- [Aim of the task] Will you write out all the entries below exactly?

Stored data

----------------------------------------

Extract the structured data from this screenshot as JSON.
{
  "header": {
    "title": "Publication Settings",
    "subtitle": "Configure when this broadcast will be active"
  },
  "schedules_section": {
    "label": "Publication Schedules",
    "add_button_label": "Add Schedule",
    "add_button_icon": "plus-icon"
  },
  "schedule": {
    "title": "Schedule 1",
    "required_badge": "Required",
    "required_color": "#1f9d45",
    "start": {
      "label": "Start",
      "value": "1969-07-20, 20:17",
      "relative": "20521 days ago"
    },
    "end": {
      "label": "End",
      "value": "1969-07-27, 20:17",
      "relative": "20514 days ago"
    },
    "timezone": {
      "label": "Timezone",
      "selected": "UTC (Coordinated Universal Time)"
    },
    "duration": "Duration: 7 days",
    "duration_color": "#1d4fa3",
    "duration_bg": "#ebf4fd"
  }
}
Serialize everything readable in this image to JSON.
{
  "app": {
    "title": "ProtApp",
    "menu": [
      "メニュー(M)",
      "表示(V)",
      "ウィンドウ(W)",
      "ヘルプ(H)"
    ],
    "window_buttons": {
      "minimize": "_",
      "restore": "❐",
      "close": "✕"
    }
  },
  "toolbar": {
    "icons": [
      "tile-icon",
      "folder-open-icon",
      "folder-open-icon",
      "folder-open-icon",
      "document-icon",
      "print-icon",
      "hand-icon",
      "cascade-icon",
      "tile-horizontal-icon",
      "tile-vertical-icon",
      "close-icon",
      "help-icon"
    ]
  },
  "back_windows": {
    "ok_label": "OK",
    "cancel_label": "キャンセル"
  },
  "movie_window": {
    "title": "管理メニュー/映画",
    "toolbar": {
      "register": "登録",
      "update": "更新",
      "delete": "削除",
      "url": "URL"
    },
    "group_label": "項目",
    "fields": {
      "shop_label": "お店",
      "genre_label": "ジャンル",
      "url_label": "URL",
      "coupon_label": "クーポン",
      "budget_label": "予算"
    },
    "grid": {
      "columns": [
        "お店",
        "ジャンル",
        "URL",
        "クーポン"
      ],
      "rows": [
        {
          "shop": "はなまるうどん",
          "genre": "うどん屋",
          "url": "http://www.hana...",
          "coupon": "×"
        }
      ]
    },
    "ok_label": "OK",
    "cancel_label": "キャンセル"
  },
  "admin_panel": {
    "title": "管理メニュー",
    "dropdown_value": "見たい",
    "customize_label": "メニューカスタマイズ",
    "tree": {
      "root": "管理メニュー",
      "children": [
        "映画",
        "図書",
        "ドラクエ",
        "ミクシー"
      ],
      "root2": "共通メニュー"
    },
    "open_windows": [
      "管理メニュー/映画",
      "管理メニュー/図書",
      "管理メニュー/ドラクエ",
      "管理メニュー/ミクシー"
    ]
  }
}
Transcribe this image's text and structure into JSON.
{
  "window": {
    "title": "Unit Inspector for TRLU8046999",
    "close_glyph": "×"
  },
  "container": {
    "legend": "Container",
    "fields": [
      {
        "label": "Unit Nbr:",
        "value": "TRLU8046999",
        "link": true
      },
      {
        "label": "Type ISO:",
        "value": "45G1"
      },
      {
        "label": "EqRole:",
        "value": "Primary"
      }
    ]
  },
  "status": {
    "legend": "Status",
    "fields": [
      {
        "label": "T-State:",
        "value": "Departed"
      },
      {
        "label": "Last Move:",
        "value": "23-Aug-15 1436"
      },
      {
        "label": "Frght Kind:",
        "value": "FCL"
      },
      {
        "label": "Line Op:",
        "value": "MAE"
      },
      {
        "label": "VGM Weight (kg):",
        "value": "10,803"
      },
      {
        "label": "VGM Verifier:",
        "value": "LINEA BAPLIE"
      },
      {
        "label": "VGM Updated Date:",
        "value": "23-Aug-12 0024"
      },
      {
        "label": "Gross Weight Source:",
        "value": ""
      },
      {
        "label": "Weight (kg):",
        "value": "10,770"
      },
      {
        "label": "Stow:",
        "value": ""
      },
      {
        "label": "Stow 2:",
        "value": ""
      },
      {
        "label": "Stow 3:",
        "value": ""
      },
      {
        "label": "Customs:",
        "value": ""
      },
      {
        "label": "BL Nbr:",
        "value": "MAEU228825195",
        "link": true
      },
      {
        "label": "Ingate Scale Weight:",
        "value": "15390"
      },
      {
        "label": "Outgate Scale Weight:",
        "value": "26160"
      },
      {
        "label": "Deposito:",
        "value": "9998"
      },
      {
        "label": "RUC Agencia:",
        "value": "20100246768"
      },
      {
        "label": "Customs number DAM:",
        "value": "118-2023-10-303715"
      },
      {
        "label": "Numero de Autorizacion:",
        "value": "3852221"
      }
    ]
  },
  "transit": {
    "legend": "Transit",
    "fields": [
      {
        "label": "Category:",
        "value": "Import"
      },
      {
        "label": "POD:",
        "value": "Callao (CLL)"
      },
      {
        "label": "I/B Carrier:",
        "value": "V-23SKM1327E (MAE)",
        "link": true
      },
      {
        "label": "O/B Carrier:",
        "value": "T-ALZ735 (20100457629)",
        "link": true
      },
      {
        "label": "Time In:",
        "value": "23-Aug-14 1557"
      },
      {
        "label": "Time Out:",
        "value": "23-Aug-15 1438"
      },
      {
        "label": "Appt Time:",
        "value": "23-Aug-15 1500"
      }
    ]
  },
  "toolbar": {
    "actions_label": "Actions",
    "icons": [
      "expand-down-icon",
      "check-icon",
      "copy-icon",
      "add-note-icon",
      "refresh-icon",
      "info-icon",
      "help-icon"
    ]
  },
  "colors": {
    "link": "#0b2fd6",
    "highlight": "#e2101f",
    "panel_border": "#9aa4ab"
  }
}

----------------------------------------

- [Result]
Extract the structured data from this screenshot as JSON.
{
  "header": {
    "title": "Publication Settings",
    "subtitle": "Configure when this broadcast will be active"
  },
  "schedules_section": {
    "label": "Publication Schedules",
    "add_button_label": "Add Schedule",
    "add_button_icon": "plus-icon"
  },
  "schedule": {
    "title": "Schedule 1",
    "required_badge": "Required",
    "required_color": "#1f9d45",
    "start": {
      "label": "Start",
      "value": "1969-07-20, 20:17",
      "relative": "20521 days ago"
    },
    "end": {
      "label": "End",
      "value": "1969-07-27, 20:17",
      "relative": "20514 days ago"
    },
    "timezone": {
      "label": "Timezone",
      "selected": "UTC (Coordinated Universal Time)"
    },
    "duration": "Duration: 7 days",
    "duration_color": "#1d4fa3",
    "duration_bg": "#ebf4fd"
  }
}
Serialize everything readable in this image to JSON.
{
  "app": {
    "title": "ProtApp",
    "menu": [
      "メニュー(M)",
      "表示(V)",
      "ウィンドウ(W)",
      "ヘルプ(H)"
    ],
    "window_buttons": {
      "minimize": "_",
      "restore": "❐",
      "close": "✕"
    }
  },
  "toolbar": {
    "icons": [
      "tile-icon",
      "folder-open-icon",
      "folder-open-icon",
      "folder-open-icon",
      "document-icon",
      "print-icon",
      "hand-icon",
      "cascade-icon",
      "tile-horizontal-icon",
      "tile-vertical-icon",
      "close-icon",
      "help-icon"
    ]
  },
  "back_windows": {
    "ok_label": "OK",
    "cancel_label": "キャンセル"
  },
  "movie_window": {
    "title": "管理メニュー/映画",
    "toolbar": {
      "register": "登録",
      "update": "更新",
      "delete": "削除",
      "url": "URL"
    },
    "group_label": "項目",
    "fields": {
      "shop_label": "お店",
      "genre_label": "ジャンル",
      "url_label": "URL",
      "coupon_label": "クーポン",
      "budget_label": "予算"
    },
    "grid": {
      "columns": [
        "お店",
        "ジャンル",
        "URL",
        "クーポン"
      ],
      "rows": [
        {
          "shop": "はなまるうどん",
          "genre": "うどん屋",
          "url": "http://www.hana...",
          "coupon": "×"
        }
      ]
    },
    "ok_label": "OK",
    "cancel_label": "キャンセル"
  },
  "admin_panel": {
    "title": "管理メニュー",
    "dropdown_value": "見たい",
    "customize_label": "メニューカスタマイズ",
    "tree": {
      "root": "管理メニュー",
      "children": [
        "映画",
        "図書",
        "ドラクエ",
        "ミクシー"
      ],
      "root2": "共通メニュー"
    },
    "open_windows": [
      "管理メニュー/映画",
      "管理メニュー/図書",
      "管理メニュー/ドラクエ",
      "管理メニュー/ミクシー"
    ]
  }
}
Transcribe this image's text and structure into JSON.
{
  "window": {
    "title": "Unit Inspector for TRLU8046999",
    "close_glyph": "×"
  },
  "container": {
    "legend": "Container",
    "fields": [
      {
        "label": "Unit Nbr:",
        "value": "TRLU8046999",
        "link": true
      },
      {
        "label": "Type ISO:",
        "value": "45G1"
      },
      {
        "label": "EqRole:",
        "value": "Primary"
      }
    ]
  },
  "status": {
    "legend": "Status",
    "fields": [
      {
        "label": "T-State:",
        "value": "Departed"
      },
      {
        "label": "Last Move:",
        "value": "23-Aug-15 1436"
      },
      {
        "label": "Frght Kind:",
        "value": "FCL"
      },
      {
        "label": "Line Op:",
        "value": "MAE"
      },
      {
        "label": "VGM Weight (kg):",
        "value": "10,803"
      },
      {
        "label": "VGM Verifier:",
        "value": "LINEA BAPLIE"
      },
      {
        "label": "VGM Updated Date:",
        "value": "23-Aug-12 0024"
      },
      {
        "label": "Gross Weight Source:",
        "value": ""
      },
      {
        "label": "Weight (kg):",
        "value": "10,770"
      },
      {
        "label": "Stow:",
        "value": ""
      },
      {
        "label": "Stow 2:",
        "value": ""
      },
      {
        "label": "Stow 3:",
        "value": ""
      },
      {
        "label": "Customs:",
        "value": ""
      },
      {
        "label": "BL Nbr:",
        "value": "MAEU228825195",
        "link": true
      },
      {
        "label": "Ingate Scale Weight:",
        "value": "15390"
      },
      {
        "label": "Outgate Scale Weight:",
        "value": "26160"
      },
      {
        "label": "Deposito:",
        "value": "9998"
      },
      {
        "label": "RUC Agencia:",
        "value": "20100246768"
      },
      {
        "label": "Customs number DAM:",
        "value": "118-2023-10-303715"
      },
      {
        "label": "Numero de Autorizacion:",
        "value": "3852221"
      }
    ]
  },
  "transit": {
    "legend": "Transit",
    "fields": [
      {
        "label": "Category:",
        "value": "Import"
      },
      {
        "label": "POD:",
        "value": "Callao (CLL)"
      },
      {
        "label": "I/B Carrier:",
        "value": "V-23SKM1327E (MAE)",
        "link": true
      },
      {
        "label": "O/B Carrier:",
        "value": "T-ALZ735 (20100457629)",
        "link": true
      },
      {
        "label": "Time In:",
        "value": "23-Aug-14 1557"
      },
      {
        "label": "Time Out:",
        "value": "23-Aug-15 1438"
      },
      {
        "label": "Appt Time:",
        "value": "23-Aug-15 1500"
      }
    ]
  },
  "toolbar": {
    "actions_label": "Actions",
    "icons": [
      "expand-down-icon",
      "check-icon",
      "copy-icon",
      "add-note-icon",
      "refresh-icon",
      "info-icon",
      "help-icon"
    ]
  },
  "colors": {
    "link": "#0b2fd6",
    "highlight": "#e2101f",
    "panel_border": "#9aa4ab"
  }
}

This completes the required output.